== Fragmento extraído

28 may 2020
Jules Michelet - La muerte de los dioses
Algunos autores aseguran que, poco tiempo antes de la victoria del cristianismo, una voz misteriosa corría por las riberas del mar Egeo, diciendo: "El gran Pan ha muerto".
Había terminado el antiguo dios universal de la naturaleza Gran alegría. Se supuso que, al morir la natura- leza, iba a morir la tentación. Agitada durante tanto tiempo por el huracán, el alma humana va a descansar finalmente.
¿Se trataba simplemente del fin del culto antiguo, de su derrota, del eclipse de las antiguas formas religiosas? En modo alguno. Al consultar los primeros monumentos cristianos, encontramos a cada línea la esperanza de que desaparezca la naturaleza, se apague la vida, se llegue al fin del mundo. Es el final de los dioses de la vida, que por tanto tiempo han prolongado la ilusión. Todo cae, se desmorona, se hunde. El todo se convierte en nada: "El gran Pan ha muerto".
No era novedad que los dioses tenían que morir. Numerosos cultos antiguos se fundan, precisamente, en la idea de la muerte de los dioses. Osiris muere, Adonis muere, para resucitar, es verdad. En el teatro mismo, Esquilo lo denuncia expresamente por boca de Prometen, en dramas que se representan durante las fiestas de los dioses: algún día los dioses debían morir. Pero, ¿cómo? Vencidos y sometidos a los Titanes, a las potencias antiguas de la Naturaleza.
Aquí se trata de otra cosa. Los primeros cristianos, en conjunto y en detalle, en el pasado y en el porvenir, maldicen la Naturaleza misma. La condenan por entero, y hasta llegan a ver el mal encarnado, el demonio, en una flor. Que vengan pues, cuanto antes mejor, los ángeles que antes diezmaron las ciudades del mar Muerto. Que te lleven, que doblen como un velo la vana figura del mundo, que libren por fin a los santos de esta larga tentación.
El Evangelio dice: "Se acerca el día". Los Padres dicen: "Muy pronto". El desmoronamiento del Imperio y la invasión de los bárbaros llena de esperanzas a San Agustín: pronto no subsistirá más ciudad que la Ciudad de Dios. Pero, ¡cuán duro es este mundo para morir! ¡Cómo se obstina en vivir! Pide, como Ezequías, un aplazo, una vuelta de cuadrante. Bueno, que sea, hasta el año Mil. Pero después... ni un día más.

====
== Material proporcionado

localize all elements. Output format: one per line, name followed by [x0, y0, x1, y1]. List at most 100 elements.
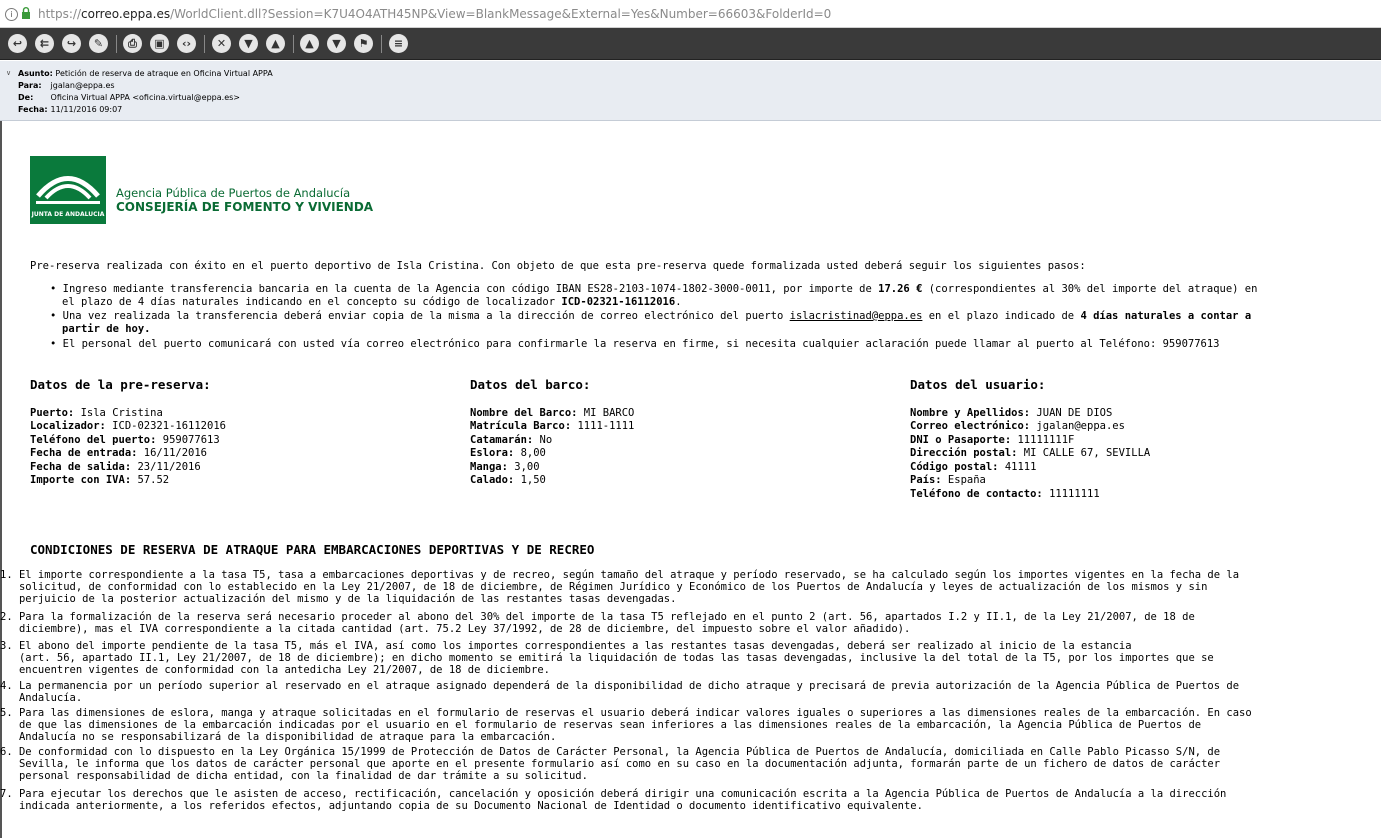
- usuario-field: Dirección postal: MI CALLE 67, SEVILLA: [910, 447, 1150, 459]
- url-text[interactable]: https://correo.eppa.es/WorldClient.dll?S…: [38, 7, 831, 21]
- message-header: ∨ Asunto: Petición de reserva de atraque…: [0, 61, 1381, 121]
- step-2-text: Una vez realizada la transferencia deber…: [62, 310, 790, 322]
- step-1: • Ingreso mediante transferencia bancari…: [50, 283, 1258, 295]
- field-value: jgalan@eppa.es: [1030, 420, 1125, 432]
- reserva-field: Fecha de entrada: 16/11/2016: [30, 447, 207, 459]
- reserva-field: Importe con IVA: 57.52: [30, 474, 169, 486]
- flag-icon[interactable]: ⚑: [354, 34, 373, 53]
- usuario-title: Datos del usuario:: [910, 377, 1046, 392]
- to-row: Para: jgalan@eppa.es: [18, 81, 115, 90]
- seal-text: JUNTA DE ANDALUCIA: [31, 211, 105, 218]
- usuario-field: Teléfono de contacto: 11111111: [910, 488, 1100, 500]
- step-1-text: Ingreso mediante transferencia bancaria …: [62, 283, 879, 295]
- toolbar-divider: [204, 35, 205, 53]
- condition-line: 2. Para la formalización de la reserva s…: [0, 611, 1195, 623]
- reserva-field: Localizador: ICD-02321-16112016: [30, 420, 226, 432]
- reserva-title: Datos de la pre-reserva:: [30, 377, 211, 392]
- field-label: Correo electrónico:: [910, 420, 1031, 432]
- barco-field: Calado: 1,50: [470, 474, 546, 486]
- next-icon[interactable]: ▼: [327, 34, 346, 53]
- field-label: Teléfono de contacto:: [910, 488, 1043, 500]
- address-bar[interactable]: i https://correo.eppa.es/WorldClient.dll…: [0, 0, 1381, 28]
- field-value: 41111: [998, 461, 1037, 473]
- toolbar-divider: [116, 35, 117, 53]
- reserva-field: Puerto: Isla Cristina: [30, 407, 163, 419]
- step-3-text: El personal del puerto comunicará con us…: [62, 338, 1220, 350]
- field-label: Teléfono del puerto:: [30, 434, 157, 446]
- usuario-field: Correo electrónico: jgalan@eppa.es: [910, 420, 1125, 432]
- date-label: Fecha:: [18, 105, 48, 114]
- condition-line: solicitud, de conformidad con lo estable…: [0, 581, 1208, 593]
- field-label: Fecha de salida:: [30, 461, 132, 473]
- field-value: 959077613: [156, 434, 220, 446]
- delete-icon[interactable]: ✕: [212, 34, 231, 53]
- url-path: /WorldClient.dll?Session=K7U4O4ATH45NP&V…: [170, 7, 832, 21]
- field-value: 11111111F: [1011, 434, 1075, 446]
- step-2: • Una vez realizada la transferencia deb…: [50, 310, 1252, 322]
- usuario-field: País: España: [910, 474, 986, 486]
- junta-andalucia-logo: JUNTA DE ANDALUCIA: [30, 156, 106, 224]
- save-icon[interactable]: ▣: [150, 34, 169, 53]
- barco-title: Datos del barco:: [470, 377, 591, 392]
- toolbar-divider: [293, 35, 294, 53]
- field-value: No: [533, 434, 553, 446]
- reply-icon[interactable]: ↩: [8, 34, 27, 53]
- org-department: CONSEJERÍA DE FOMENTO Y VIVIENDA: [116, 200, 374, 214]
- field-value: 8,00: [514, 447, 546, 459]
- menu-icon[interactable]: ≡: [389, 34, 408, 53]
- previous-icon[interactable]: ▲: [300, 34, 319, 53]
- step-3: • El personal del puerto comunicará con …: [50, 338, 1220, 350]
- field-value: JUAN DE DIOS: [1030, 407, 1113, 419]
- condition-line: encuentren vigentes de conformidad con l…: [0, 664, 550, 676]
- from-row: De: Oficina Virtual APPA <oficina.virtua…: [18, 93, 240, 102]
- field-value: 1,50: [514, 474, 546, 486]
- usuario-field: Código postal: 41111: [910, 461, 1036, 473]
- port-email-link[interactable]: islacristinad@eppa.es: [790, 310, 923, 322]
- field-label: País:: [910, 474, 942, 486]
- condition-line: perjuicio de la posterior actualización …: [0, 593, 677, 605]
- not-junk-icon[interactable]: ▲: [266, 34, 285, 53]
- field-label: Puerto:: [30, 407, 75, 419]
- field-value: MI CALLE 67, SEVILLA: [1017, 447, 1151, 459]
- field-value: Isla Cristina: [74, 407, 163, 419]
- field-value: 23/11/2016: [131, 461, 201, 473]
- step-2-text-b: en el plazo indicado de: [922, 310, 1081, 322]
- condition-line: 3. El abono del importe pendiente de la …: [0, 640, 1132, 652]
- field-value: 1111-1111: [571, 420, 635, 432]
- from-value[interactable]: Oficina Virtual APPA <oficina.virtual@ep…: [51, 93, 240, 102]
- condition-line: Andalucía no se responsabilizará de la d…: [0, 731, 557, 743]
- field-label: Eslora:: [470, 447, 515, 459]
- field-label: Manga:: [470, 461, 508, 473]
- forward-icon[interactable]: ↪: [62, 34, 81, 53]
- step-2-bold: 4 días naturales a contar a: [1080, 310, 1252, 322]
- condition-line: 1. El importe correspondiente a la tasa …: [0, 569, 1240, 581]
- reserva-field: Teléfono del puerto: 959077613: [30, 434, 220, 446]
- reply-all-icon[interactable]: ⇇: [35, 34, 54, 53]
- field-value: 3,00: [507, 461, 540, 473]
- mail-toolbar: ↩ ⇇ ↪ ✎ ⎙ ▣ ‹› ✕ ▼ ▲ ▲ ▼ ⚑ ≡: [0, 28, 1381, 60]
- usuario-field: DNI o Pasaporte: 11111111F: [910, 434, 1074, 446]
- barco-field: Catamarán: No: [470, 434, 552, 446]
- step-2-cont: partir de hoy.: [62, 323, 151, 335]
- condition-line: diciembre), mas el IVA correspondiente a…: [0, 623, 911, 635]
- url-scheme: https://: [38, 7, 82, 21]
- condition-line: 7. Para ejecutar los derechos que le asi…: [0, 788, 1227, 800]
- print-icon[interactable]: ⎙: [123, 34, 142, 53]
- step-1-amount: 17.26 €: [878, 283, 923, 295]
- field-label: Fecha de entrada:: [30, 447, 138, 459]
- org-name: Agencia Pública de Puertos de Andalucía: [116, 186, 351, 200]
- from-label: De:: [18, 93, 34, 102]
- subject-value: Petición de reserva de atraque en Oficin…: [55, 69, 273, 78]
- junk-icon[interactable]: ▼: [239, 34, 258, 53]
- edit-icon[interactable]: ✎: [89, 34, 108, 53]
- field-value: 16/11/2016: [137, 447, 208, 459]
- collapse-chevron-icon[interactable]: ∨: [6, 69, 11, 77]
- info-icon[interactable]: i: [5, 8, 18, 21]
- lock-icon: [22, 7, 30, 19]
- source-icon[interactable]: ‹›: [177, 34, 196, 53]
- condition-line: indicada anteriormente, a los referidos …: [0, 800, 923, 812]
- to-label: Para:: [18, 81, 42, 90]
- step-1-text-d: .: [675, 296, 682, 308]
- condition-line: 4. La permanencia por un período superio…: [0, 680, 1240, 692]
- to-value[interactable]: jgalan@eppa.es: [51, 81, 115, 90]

====

Devuelve una copia literal del texto sobre la muerte de los dioses, desde "Aquí se trata" hasta "esta larga tentación.", ambos incluidos. Los datos no intervienen en esto.

Aquí se trata de otra cosa. Los primeros cristianos, en conjunto y en detalle, en el pasado y en el porvenir, maldicen la Naturaleza misma. La condenan por entero, y hasta llegan a ver el mal encarnado, el demonio, en una flor. Que vengan pues, cuanto antes mejor, los ángeles que antes diezmaron las ciudades del mar Muerto. Que te lleven, que doblen como un velo la vana figura del mundo, que libren por fin a los santos de esta larga tentación.